WRITTEN PROBLEM: Of all the lines in the material, how many include the word "this"? Reply with the number alone.

DATA SHOWN:
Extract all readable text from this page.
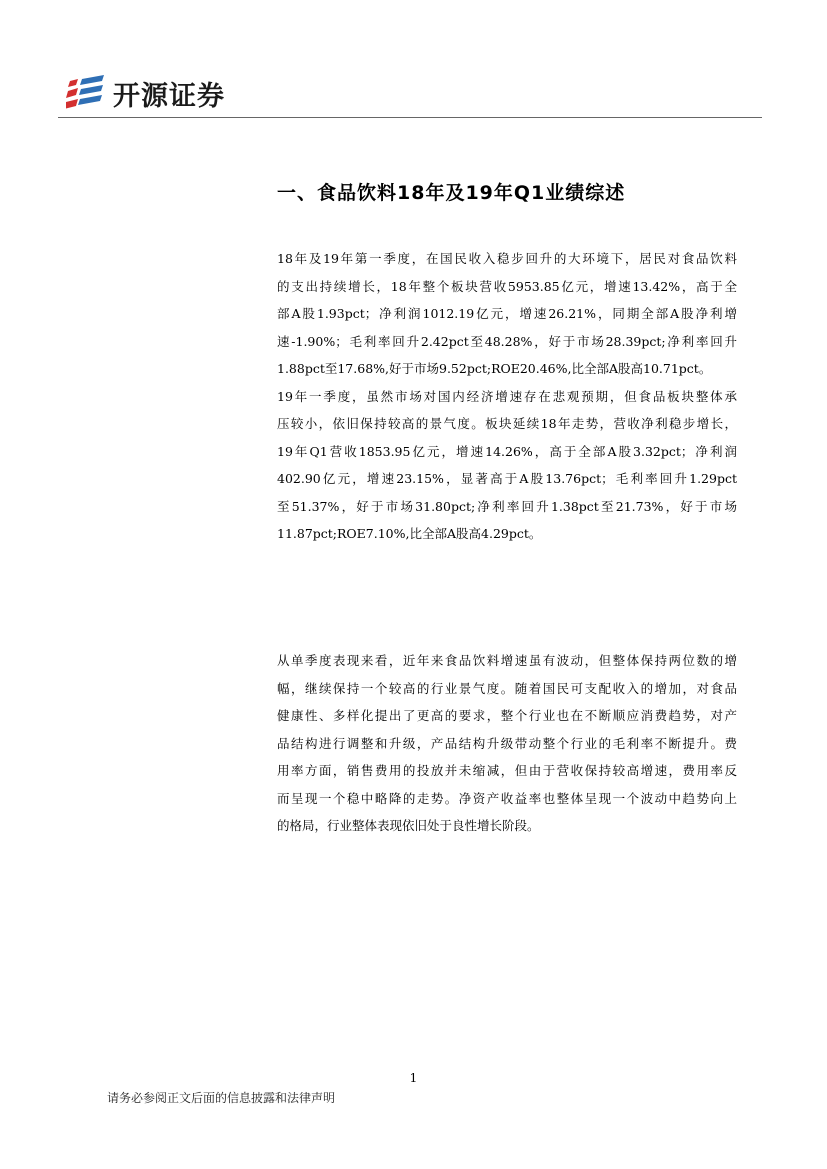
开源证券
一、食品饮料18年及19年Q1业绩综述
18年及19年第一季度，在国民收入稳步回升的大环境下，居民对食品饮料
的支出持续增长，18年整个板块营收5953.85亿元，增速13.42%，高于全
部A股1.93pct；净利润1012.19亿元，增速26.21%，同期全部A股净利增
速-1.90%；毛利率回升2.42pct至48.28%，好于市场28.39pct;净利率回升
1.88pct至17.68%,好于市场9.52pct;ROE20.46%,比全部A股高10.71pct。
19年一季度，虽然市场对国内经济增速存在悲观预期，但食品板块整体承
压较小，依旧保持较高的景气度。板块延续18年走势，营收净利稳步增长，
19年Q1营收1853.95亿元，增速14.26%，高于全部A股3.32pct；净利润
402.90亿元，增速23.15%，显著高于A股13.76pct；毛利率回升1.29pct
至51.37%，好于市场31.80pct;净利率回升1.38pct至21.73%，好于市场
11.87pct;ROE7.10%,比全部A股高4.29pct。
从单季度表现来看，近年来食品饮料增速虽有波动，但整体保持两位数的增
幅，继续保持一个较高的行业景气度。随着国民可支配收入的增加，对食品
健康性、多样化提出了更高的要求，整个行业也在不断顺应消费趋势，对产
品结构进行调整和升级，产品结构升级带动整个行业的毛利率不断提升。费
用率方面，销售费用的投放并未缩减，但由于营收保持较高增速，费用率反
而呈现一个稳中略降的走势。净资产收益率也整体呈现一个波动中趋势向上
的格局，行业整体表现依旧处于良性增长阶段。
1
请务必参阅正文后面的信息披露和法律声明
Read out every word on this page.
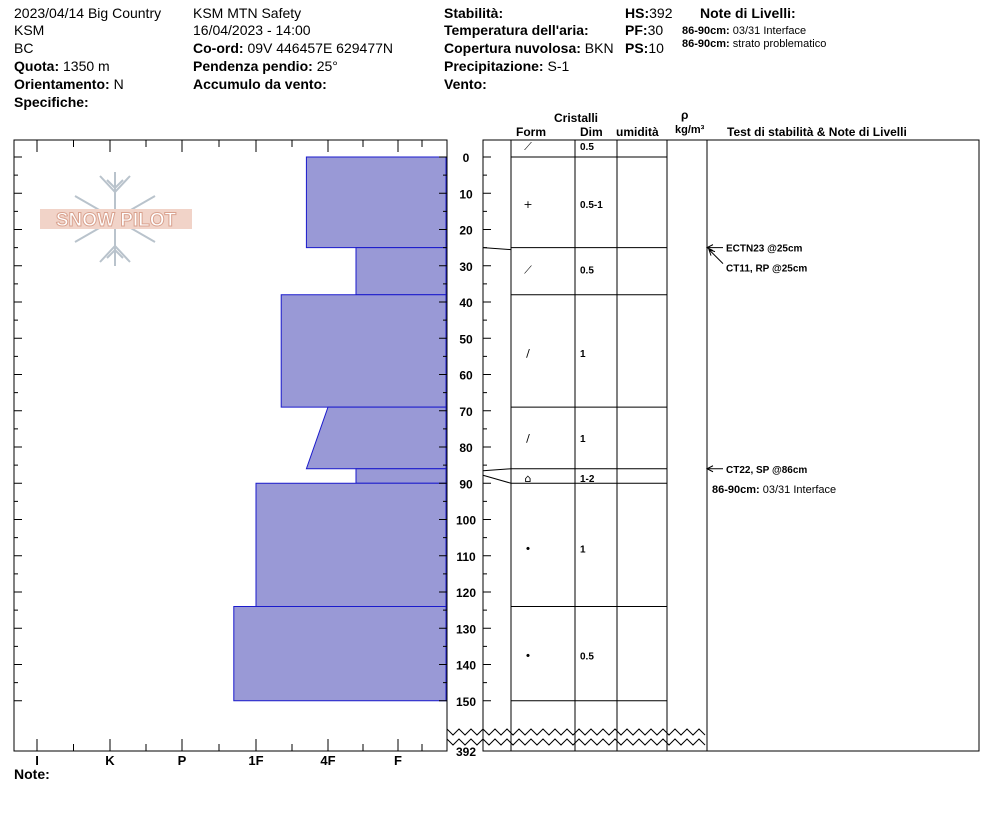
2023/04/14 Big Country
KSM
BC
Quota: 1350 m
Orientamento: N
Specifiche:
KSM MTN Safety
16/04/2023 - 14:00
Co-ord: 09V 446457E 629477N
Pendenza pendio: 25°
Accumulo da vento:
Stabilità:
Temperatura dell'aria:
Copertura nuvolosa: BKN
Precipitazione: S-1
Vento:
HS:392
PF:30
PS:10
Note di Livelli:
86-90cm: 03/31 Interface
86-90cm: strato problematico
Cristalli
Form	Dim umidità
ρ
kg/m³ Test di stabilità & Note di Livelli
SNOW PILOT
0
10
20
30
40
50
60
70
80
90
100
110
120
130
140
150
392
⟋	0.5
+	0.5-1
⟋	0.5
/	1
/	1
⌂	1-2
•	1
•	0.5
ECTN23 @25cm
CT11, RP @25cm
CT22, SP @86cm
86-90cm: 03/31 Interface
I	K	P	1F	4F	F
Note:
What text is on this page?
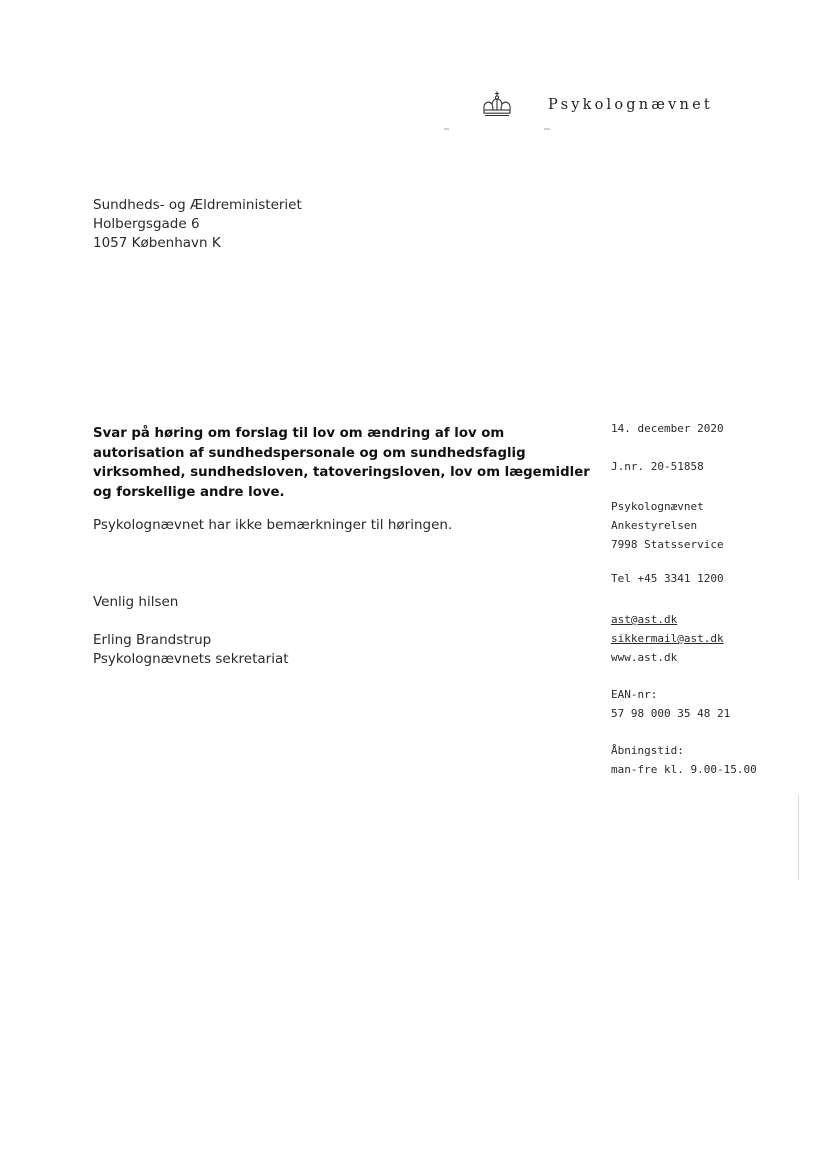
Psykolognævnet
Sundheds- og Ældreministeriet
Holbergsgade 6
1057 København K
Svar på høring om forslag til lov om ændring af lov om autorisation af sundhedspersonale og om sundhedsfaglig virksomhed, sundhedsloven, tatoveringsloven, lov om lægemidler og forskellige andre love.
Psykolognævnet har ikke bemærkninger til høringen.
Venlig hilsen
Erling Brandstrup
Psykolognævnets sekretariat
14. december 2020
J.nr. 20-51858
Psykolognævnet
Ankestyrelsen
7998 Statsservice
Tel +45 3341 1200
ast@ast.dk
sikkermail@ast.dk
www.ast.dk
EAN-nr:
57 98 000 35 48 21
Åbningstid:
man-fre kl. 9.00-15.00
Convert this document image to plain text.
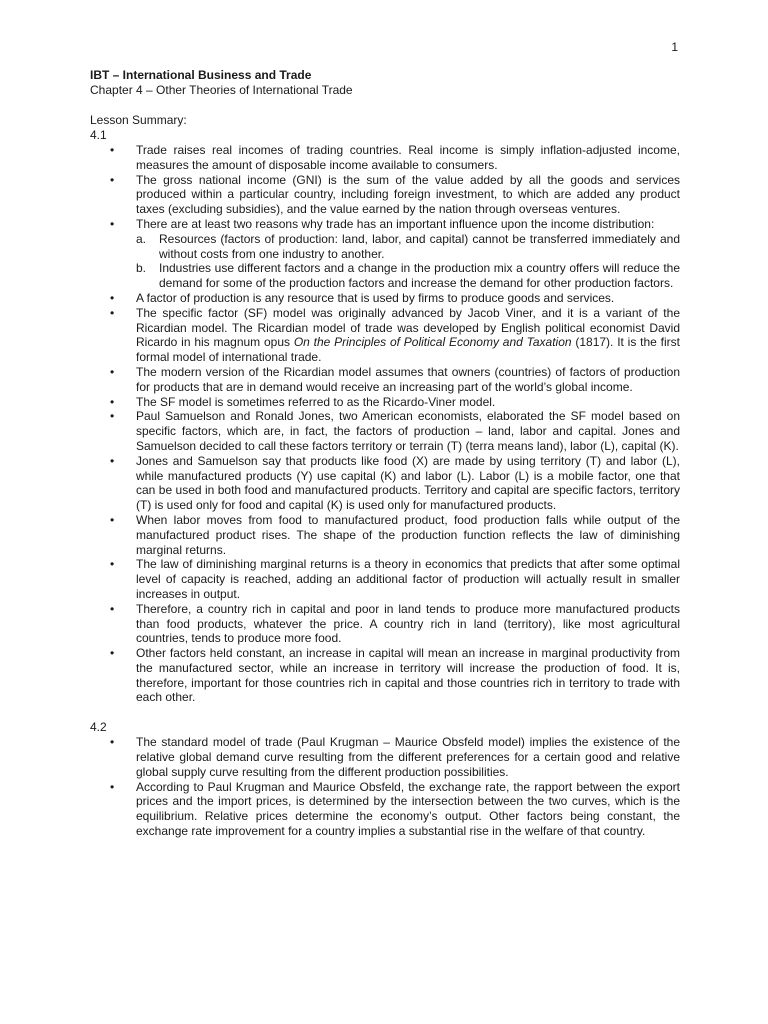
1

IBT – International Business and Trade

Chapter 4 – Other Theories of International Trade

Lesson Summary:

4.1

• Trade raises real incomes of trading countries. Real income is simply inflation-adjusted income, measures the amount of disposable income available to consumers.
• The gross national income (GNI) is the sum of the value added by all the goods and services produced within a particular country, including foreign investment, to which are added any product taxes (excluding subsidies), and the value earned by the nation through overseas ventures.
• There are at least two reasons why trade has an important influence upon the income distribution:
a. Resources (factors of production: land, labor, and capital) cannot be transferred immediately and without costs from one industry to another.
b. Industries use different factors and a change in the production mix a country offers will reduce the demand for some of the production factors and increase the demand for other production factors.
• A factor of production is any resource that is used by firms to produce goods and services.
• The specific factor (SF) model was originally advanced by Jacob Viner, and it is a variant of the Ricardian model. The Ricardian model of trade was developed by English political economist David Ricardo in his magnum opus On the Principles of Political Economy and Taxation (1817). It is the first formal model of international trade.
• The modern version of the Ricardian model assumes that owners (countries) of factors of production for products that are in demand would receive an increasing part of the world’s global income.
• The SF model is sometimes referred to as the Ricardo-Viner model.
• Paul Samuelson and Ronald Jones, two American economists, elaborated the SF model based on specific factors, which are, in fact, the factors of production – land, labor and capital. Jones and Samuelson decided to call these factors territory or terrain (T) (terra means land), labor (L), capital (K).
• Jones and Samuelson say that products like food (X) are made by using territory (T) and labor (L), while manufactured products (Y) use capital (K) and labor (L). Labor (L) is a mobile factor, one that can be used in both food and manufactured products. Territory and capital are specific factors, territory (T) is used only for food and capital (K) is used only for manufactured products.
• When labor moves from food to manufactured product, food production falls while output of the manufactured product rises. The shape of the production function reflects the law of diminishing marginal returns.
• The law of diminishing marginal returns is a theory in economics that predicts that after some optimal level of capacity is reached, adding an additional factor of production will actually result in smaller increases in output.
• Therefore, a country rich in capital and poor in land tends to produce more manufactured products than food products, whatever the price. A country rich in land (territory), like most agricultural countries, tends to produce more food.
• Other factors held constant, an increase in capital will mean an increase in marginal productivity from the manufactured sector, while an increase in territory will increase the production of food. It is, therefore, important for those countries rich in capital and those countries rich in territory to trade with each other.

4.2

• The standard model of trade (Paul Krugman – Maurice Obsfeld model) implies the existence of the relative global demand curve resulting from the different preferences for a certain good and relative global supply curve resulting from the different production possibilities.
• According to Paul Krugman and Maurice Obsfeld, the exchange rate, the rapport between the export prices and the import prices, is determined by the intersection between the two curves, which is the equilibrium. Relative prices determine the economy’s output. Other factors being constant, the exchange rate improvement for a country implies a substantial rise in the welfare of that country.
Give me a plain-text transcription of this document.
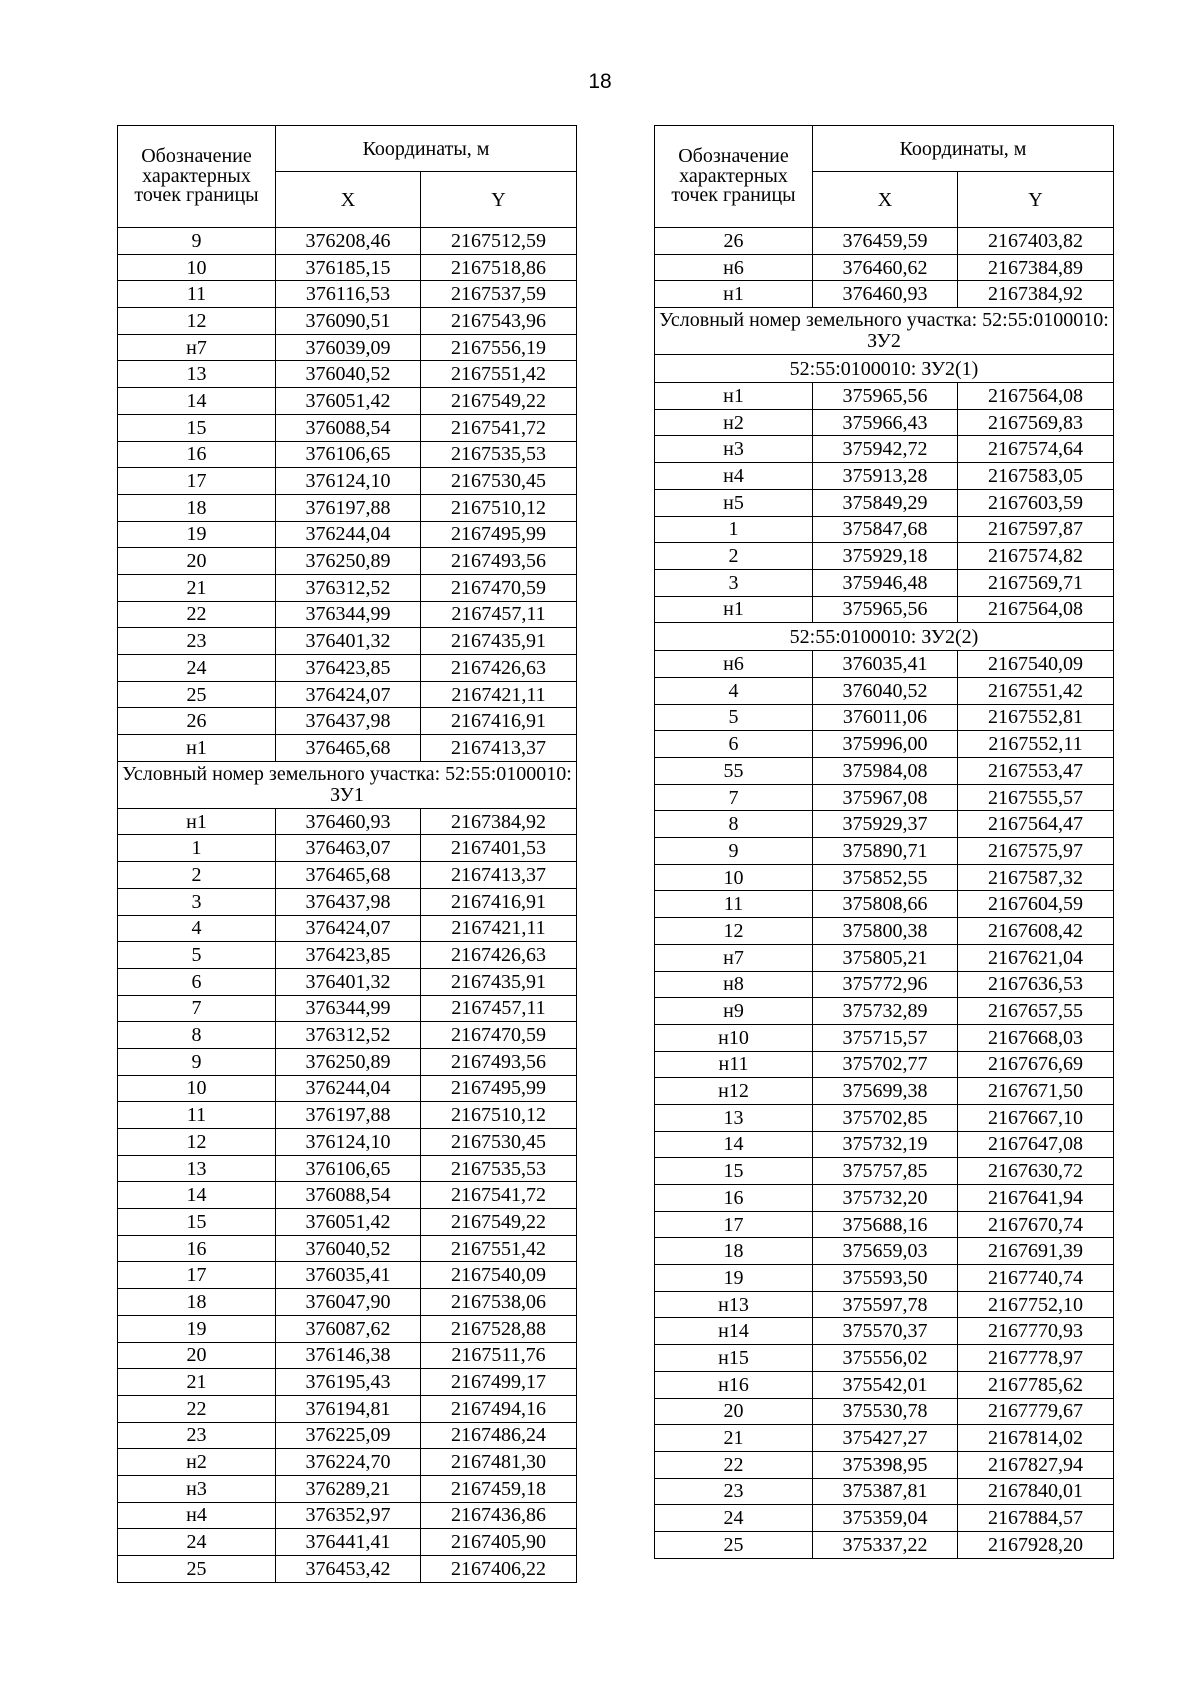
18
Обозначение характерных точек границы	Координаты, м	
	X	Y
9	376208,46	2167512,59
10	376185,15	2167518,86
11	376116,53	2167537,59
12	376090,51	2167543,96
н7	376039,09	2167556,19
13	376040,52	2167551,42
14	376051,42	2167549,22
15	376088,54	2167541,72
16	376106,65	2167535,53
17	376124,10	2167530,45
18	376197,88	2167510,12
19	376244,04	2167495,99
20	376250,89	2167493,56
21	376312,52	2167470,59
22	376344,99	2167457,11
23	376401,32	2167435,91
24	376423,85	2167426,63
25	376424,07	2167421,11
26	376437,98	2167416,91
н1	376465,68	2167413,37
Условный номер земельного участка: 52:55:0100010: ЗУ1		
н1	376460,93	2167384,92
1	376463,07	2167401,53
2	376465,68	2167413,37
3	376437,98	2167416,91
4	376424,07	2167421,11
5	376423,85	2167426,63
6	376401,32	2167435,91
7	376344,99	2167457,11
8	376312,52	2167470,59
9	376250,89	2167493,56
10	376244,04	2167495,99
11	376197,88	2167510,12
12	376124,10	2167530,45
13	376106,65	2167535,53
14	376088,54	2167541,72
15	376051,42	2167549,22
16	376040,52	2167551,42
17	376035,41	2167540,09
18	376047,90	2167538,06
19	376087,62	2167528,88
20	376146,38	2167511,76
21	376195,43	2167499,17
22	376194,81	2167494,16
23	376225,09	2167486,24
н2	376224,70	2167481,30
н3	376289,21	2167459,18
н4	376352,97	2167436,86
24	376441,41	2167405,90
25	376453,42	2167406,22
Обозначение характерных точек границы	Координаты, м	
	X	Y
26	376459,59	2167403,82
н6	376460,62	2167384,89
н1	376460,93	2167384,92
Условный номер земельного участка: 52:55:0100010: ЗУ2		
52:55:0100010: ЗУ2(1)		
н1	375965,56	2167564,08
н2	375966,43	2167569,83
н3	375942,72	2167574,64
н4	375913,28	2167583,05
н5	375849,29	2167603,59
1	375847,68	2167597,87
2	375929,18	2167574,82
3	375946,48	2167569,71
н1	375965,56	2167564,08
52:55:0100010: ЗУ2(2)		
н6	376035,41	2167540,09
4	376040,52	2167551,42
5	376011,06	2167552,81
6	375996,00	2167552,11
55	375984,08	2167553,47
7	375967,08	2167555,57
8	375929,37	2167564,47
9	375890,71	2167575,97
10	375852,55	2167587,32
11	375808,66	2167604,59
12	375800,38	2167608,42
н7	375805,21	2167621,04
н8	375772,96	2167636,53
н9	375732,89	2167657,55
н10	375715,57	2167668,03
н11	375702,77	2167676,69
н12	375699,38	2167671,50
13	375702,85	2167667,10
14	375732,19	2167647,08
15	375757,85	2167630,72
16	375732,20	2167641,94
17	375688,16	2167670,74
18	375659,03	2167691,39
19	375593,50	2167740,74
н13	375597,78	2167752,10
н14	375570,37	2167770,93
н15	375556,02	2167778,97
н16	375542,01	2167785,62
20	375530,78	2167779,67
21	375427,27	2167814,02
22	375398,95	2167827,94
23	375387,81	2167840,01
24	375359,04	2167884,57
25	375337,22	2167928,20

TASK RESPONSE: 5